SET PROBLEM
Every entry must be given again exactly.

EXERCISE MATERIAL
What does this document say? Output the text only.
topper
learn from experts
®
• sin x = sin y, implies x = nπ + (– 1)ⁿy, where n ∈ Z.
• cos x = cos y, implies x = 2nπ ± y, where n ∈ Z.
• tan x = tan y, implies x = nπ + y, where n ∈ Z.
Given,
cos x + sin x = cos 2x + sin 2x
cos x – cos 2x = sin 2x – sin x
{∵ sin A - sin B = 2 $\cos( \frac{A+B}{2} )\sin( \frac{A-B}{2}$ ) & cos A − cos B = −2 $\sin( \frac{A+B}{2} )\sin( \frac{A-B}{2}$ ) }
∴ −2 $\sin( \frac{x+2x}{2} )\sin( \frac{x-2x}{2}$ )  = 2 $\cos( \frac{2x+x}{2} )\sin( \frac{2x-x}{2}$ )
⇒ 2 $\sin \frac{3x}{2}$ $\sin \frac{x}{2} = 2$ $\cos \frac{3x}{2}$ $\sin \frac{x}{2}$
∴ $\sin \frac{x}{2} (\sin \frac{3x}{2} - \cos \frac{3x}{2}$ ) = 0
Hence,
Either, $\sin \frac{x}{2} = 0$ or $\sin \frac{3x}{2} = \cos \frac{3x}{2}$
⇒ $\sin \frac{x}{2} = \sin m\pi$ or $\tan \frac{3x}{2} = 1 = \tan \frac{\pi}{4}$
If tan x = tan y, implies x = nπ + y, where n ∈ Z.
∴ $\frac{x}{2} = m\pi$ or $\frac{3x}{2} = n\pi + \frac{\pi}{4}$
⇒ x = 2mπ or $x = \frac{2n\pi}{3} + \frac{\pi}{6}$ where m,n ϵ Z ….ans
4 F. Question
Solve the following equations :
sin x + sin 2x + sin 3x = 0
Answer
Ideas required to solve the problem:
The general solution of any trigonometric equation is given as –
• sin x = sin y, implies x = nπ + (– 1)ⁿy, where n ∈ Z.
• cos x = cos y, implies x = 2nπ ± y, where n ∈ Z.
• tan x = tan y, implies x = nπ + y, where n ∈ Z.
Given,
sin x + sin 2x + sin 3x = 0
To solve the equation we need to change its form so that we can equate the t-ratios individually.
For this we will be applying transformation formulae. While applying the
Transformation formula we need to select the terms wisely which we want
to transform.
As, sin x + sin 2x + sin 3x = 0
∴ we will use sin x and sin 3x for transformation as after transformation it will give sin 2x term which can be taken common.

SOLUTION FOR THIS EXERCISE
What does this document say? Output the text only.
topper
learn from experts
®
• sin x = sin y, implies x = nπ + (– 1)ⁿy, where n ∈ Z.
• cos x = cos y, implies x = 2nπ ± y, where n ∈ Z.
• tan x = tan y, implies x = nπ + y, where n ∈ Z.
Given,
cos x + sin x = cos 2x + sin 2x
cos x – cos 2x = sin 2x – sin x
{∵ sin A - sin B = 2 $\cos( \frac{A+B}{2} )\sin( \frac{A-B}{2}$ ) & cos A − cos B = −2 $\sin( \frac{A+B}{2} )\sin( \frac{A-B}{2}$ ) }
∴ −2 $\sin( \frac{x+2x}{2} )\sin( \frac{x-2x}{2}$ )  = 2 $\cos( \frac{2x+x}{2} )\sin( \frac{2x-x}{2}$ )
⇒ 2 $\sin \frac{3x}{2}$ $\sin \frac{x}{2} = 2$ $\cos \frac{3x}{2}$ $\sin \frac{x}{2}$
∴ $\sin \frac{x}{2} (\sin \frac{3x}{2} - \cos \frac{3x}{2}$ ) = 0
Hence,
Either, $\sin \frac{x}{2} = 0$ or $\sin \frac{3x}{2} = \cos \frac{3x}{2}$
⇒ $\sin \frac{x}{2} = \sin m\pi$ or $\tan \frac{3x}{2} = 1 = \tan \frac{\pi}{4}$
If tan x = tan y, implies x = nπ + y, where n ∈ Z.
∴ $\frac{x}{2} = m\pi$ or $\frac{3x}{2} = n\pi + \frac{\pi}{4}$
⇒ x = 2mπ or $x = \frac{2n\pi}{3} + \frac{\pi}{6}$ where m,n ϵ Z ….ans
4 F. Question
Solve the following equations :
sin x + sin 2x + sin 3x = 0
Answer
Ideas required to solve the problem:
The general solution of any trigonometric equation is given as –
• sin x = sin y, implies x = nπ + (– 1)ⁿy, where n ∈ Z.
• cos x = cos y, implies x = 2nπ ± y, where n ∈ Z.
• tan x = tan y, implies x = nπ + y, where n ∈ Z.
Given,
sin x + sin 2x + sin 3x = 0
To solve the equation we need to change its form so that we can equate the t-ratios individually.
For this we will be applying transformation formulae. While applying the
Transformation formula we need to select the terms wisely which we want
to transform.
As, sin x + sin 2x + sin 3x = 0
∴ we will use sin x and sin 3x for transformation as after transformation it will give sin 2x term which can be taken common.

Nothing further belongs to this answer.